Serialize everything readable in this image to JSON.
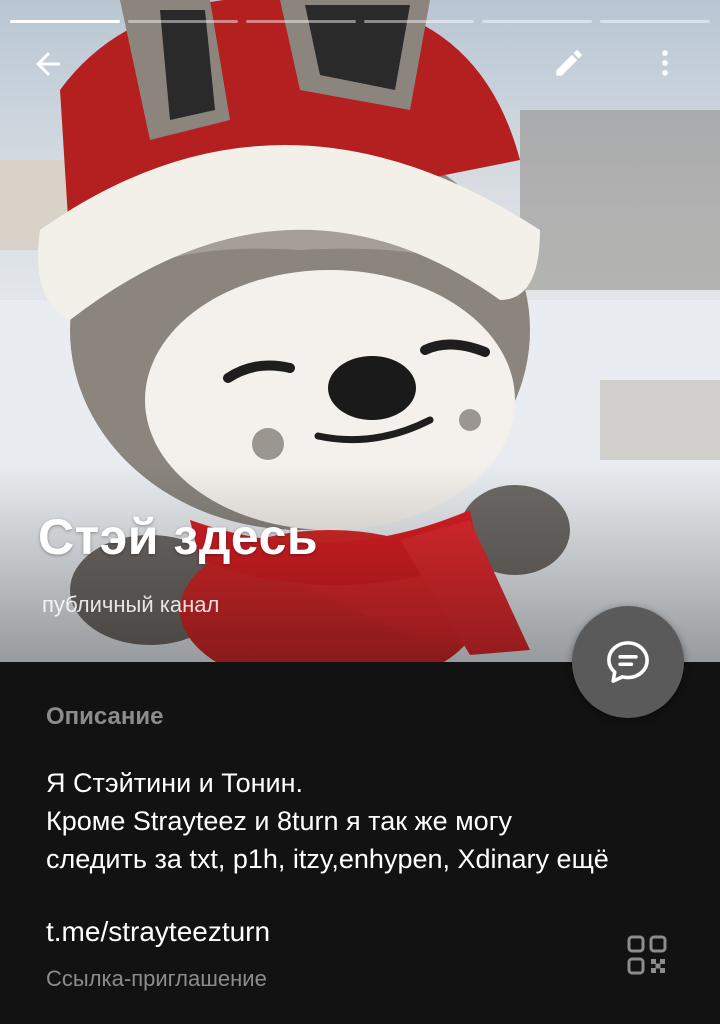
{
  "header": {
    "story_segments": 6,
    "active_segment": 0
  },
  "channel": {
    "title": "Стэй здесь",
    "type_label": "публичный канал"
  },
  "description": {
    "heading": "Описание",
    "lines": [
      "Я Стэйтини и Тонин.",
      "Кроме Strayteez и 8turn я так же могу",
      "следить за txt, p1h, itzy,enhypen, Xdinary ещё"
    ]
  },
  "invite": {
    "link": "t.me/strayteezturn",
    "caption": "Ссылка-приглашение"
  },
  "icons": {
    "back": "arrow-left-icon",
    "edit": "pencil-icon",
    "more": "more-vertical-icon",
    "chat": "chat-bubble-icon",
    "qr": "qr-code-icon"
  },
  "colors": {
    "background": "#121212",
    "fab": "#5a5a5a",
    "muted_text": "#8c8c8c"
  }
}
-----
_REQUEST_
Transcribe the material exactly, leaving every picture out.

_SOLUTION_
Serialize everything readable in this image to JSON.
{
  "header": {
    "story_segments": 6,
    "active_segment": 0
  },
  "channel": {
    "title": "Стэй здесь",
    "type_label": "публичный канал"
  },
  "description": {
    "heading": "Описание",
    "lines": [
      "Я Стэйтини и Тонин.",
      "Кроме Strayteez и 8turn я так же могу",
      "следить за txt, p1h, itzy,enhypen, Xdinary ещё"
    ]
  },
  "invite": {
    "link": "t.me/strayteezturn",
    "caption": "Ссылка-приглашение"
  },
  "icons": {
    "back": "arrow-left-icon",
    "edit": "pencil-icon",
    "more": "more-vertical-icon",
    "chat": "chat-bubble-icon",
    "qr": "qr-code-icon"
  },
  "colors": {
    "background": "#121212",
    "fab": "#5a5a5a",
    "muted_text": "#8c8c8c"
  }
}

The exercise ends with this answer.